*EXERCISE PROMPT*: Do any lines in the data below contain "κάθε"? If so, copy every one of them.

[Entries taken from a collection]
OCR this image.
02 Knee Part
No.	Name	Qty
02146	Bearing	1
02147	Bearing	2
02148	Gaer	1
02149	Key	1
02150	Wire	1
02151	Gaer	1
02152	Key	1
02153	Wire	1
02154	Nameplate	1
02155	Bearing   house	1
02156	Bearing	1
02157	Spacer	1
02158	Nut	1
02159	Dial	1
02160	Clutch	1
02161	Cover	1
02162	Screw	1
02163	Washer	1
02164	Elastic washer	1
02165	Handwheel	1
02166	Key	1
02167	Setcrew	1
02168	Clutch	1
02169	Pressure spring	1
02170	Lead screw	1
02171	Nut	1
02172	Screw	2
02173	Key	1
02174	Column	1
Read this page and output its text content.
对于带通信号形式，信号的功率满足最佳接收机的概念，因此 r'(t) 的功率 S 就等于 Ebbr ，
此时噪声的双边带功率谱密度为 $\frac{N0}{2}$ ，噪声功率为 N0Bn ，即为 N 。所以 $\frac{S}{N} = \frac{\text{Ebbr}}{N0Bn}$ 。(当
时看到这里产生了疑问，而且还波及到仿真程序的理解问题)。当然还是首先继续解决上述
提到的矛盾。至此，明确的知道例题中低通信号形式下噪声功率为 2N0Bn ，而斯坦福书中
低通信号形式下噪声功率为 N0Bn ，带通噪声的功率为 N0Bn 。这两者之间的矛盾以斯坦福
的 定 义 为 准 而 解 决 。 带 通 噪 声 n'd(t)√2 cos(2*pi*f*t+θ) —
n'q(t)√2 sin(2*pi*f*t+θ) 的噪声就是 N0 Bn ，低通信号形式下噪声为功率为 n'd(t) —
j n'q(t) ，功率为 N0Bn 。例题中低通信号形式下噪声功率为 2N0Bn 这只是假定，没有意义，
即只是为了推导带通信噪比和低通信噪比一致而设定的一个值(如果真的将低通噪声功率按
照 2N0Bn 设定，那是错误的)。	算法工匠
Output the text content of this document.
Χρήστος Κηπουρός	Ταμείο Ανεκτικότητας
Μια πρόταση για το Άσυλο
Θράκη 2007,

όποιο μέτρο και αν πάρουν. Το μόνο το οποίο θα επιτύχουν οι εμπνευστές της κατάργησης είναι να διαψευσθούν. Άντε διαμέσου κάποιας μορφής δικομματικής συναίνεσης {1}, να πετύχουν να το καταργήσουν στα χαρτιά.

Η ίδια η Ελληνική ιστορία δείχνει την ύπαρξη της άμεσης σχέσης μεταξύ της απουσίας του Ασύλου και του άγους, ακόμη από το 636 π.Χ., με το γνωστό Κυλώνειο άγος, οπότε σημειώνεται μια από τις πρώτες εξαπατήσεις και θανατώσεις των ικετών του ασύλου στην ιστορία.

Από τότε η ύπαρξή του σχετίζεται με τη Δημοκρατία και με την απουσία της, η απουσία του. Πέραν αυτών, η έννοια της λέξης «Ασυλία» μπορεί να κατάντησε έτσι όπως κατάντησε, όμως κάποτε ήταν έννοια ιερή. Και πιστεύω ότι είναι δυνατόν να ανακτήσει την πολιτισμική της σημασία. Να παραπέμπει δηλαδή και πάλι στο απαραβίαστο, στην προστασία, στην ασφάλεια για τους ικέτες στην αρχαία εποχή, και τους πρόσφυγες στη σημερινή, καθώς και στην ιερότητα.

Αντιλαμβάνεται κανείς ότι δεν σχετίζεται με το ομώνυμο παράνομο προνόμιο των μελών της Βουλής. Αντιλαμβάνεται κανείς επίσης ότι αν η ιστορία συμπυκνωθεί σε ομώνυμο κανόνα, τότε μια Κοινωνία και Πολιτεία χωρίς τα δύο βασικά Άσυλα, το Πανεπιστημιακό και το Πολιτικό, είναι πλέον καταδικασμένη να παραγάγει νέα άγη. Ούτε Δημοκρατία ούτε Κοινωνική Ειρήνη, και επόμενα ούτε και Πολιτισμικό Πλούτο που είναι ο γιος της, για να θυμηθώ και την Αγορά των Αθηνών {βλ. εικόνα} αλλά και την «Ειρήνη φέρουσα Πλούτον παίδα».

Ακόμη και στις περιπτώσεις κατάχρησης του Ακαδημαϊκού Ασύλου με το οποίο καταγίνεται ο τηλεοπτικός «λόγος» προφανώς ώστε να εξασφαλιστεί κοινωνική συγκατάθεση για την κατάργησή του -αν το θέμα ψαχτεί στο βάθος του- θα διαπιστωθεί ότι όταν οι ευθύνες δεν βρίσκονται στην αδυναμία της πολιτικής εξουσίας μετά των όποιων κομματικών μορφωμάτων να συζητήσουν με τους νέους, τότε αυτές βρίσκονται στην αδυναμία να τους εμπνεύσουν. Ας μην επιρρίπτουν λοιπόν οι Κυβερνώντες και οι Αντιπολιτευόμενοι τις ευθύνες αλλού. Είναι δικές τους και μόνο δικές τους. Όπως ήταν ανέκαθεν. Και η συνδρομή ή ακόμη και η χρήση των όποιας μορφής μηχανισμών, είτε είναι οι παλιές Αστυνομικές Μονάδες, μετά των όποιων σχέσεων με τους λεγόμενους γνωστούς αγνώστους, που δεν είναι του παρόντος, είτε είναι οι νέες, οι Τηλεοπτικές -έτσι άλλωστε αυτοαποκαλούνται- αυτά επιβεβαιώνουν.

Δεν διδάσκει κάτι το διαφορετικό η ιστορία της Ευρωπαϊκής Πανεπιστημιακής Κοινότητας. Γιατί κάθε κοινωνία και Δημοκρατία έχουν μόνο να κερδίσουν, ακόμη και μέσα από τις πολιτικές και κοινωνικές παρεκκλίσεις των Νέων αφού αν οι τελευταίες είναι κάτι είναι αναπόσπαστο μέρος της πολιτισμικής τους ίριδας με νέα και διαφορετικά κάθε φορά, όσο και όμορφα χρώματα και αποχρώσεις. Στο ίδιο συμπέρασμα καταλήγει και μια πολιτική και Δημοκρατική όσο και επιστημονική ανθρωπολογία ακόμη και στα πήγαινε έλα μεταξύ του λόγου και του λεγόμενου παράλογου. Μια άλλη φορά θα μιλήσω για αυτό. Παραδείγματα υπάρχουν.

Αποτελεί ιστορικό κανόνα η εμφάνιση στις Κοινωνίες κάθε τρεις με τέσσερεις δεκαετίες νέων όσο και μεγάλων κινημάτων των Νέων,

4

*EXERCISE RESULT*:
Δεν διδάσκει κάτι το διαφορετικό η ιστορία της Ευρωπαϊκής Πανεπιστημιακής Κοινότητας. Γιατί κάθε κοινωνία και Δημοκρατία έχουν μόνο να κερδίσουν, ακόμη και μέσα από τις πολιτικές και κοινωνικές παρεκκλίσεις των Νέων αφού αν οι τελευταίες είναι κάτι είναι αναπόσπαστο μέρος της πολιτισμικής τους ίριδας με νέα και διαφορετικά κάθε φορά, όσο και όμορφα χρώματα και αποχρώσεις. Στο ίδιο συμπέρασμα καταλήγει και μια πολιτική και Δημοκρατική όσο και επιστημονική ανθρωπολογία ακόμη και στα πήγαινε έλα μεταξύ του λόγου και του λεγόμενου παράλογου. Μια άλλη φορά θα μιλήσω για αυτό. Παραδείγματα υπάρχουν.
Αποτελεί ιστορικό κανόνα η εμφάνιση στις Κοινωνίες κάθε τρεις με τέσσερεις δεκαετίες νέων όσο και μεγάλων κινημάτων των Νέων,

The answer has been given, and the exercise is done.